## [Exercise description]
Within the data below, state how many lines contain the string "from". Provide the number only.

## [Data lines]
>>>>
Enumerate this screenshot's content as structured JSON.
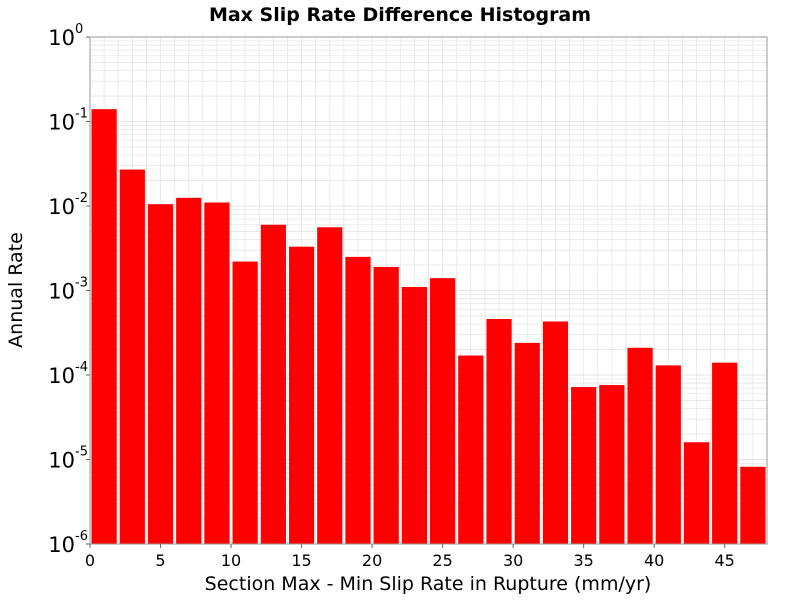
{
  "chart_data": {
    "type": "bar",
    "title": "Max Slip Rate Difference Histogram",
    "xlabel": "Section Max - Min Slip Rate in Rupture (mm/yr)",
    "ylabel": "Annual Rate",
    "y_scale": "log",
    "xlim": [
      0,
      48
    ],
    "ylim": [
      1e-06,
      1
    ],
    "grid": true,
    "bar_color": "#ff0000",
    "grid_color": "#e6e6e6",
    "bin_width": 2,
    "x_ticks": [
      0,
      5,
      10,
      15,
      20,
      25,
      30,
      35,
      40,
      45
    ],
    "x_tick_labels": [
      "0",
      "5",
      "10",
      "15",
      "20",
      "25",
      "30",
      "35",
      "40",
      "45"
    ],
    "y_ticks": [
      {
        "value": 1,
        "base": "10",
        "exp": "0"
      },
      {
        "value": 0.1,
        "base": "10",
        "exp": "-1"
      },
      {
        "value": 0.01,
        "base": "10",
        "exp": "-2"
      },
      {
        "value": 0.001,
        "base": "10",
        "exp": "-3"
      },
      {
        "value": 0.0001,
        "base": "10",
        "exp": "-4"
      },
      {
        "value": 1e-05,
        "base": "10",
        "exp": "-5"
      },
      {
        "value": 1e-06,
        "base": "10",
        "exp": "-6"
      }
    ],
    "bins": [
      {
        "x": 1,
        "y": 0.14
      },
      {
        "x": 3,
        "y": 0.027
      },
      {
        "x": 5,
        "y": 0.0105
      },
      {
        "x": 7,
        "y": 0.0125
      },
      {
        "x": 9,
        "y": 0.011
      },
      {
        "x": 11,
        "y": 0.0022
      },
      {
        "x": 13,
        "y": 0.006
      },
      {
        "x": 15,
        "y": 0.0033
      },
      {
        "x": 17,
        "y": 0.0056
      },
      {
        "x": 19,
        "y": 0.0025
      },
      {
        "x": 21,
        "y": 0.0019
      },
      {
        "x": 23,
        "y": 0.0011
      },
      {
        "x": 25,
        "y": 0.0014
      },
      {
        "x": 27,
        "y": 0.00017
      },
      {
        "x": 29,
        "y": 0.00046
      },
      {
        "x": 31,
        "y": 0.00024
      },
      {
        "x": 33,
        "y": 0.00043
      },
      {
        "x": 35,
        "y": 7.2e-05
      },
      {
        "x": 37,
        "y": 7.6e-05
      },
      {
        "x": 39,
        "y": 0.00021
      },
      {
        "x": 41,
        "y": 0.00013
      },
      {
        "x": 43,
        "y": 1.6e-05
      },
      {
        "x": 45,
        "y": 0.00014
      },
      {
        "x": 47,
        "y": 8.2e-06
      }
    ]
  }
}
<<<<
>>>>
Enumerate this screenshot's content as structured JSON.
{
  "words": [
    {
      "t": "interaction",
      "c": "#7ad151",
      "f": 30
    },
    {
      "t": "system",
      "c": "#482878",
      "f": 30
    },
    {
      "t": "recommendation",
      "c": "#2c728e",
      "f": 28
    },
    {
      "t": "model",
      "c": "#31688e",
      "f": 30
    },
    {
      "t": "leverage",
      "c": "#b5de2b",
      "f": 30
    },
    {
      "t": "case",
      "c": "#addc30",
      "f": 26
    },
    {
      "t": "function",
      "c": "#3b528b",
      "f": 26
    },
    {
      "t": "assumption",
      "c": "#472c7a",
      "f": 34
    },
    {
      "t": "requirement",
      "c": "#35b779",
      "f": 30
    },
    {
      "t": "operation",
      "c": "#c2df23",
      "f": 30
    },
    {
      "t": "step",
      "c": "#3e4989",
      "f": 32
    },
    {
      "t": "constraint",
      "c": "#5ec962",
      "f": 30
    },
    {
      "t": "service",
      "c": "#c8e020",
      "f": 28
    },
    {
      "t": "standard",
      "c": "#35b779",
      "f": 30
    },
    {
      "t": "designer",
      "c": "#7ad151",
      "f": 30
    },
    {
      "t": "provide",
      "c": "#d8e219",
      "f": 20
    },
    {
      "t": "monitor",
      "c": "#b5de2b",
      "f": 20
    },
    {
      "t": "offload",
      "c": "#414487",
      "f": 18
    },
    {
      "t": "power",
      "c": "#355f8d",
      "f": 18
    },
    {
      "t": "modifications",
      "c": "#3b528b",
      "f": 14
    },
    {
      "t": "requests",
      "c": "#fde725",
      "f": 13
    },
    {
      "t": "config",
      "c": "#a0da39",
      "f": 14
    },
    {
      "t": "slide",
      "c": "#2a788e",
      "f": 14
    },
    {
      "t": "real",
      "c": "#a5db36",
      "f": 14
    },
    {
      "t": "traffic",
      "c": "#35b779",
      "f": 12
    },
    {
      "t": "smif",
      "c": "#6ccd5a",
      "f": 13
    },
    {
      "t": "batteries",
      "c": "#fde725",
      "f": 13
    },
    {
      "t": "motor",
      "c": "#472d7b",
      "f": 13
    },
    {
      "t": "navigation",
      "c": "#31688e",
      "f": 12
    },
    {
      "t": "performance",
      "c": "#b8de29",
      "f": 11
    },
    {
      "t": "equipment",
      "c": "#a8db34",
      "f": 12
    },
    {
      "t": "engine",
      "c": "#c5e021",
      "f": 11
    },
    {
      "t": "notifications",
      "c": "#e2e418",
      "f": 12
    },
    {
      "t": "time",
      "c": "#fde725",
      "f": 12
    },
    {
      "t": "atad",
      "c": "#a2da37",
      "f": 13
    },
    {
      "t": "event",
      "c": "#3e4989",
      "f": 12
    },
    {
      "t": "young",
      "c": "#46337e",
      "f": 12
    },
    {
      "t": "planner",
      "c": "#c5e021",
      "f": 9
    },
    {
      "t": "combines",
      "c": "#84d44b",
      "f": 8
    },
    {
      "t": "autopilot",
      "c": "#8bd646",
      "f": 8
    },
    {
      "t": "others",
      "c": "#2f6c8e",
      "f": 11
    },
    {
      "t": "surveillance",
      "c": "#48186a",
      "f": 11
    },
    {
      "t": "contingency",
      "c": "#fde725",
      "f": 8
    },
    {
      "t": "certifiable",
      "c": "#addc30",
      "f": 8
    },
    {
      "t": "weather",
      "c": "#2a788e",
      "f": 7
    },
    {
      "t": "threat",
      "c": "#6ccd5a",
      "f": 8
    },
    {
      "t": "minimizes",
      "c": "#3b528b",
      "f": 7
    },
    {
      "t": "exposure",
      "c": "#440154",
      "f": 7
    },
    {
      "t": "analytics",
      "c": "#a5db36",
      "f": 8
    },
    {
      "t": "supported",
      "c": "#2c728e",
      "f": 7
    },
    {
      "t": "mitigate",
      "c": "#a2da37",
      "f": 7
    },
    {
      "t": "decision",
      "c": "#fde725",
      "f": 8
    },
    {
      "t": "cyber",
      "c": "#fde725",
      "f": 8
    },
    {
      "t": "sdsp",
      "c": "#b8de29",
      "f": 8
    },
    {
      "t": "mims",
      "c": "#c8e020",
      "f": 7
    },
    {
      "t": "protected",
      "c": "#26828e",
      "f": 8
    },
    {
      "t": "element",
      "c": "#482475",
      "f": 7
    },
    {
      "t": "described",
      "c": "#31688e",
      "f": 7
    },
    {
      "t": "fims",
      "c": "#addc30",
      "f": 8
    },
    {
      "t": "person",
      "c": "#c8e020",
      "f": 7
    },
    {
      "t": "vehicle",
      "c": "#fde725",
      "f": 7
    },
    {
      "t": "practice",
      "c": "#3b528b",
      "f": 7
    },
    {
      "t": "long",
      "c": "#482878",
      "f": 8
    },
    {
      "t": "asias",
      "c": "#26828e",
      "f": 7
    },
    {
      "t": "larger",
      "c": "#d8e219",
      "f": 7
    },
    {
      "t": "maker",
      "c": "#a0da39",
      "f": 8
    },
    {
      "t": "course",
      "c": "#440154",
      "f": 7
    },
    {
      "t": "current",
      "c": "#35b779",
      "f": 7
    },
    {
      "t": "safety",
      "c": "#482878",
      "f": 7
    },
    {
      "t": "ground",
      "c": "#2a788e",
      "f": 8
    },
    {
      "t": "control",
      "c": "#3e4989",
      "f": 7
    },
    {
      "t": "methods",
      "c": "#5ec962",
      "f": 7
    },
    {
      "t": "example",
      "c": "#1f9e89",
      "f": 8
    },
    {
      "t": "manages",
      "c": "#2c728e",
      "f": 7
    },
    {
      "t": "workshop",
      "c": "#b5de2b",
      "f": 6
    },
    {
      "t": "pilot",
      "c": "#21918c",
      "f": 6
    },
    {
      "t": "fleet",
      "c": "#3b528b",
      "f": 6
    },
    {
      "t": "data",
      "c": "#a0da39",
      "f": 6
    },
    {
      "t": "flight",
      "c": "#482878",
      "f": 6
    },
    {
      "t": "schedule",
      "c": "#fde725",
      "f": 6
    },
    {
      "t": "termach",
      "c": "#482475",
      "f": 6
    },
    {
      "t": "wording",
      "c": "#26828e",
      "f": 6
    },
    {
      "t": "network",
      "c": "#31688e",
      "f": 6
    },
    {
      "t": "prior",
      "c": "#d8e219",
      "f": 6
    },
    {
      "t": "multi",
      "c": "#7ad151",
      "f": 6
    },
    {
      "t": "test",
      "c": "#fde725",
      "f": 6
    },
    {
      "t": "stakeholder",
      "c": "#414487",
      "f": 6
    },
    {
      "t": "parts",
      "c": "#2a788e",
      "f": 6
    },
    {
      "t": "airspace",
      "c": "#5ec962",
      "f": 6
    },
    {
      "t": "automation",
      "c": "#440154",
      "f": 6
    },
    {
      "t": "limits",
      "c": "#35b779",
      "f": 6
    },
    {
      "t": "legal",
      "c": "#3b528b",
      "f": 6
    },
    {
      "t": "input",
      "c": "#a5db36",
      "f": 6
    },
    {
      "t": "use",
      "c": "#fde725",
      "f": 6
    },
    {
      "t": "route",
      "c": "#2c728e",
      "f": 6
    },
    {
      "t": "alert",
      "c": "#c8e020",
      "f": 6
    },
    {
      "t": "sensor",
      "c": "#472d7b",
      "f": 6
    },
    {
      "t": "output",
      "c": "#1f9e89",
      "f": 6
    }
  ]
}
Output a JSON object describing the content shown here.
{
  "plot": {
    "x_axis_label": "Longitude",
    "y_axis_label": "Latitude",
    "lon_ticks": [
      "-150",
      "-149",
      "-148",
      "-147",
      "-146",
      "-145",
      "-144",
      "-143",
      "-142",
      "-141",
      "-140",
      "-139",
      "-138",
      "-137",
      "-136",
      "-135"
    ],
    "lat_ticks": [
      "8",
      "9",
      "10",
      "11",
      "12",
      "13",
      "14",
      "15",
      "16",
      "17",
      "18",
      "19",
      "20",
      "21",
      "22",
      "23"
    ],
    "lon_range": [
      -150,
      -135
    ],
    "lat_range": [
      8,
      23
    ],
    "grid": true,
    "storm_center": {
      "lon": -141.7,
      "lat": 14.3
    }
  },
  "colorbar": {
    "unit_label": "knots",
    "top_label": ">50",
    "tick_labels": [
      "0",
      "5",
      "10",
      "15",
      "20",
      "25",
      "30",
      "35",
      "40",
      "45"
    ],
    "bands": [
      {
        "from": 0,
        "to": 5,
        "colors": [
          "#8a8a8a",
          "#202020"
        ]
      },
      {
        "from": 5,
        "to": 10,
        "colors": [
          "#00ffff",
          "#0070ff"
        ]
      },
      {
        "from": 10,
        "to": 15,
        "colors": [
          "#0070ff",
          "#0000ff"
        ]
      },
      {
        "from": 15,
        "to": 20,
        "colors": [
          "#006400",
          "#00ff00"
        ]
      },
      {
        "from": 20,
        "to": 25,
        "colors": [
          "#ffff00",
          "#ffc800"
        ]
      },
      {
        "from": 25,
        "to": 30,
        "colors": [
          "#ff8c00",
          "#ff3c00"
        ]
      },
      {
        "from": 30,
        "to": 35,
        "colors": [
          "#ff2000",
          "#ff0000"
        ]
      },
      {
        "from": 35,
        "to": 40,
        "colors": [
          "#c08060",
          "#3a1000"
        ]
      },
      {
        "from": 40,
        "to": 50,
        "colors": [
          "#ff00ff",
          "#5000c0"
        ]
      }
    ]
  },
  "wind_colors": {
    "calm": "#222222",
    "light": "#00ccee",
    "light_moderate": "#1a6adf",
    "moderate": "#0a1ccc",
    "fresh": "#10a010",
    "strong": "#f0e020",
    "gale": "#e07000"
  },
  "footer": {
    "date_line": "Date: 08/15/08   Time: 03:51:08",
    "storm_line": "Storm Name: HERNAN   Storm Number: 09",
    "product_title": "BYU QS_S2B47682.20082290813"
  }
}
<<<<
## [Result of the task]
9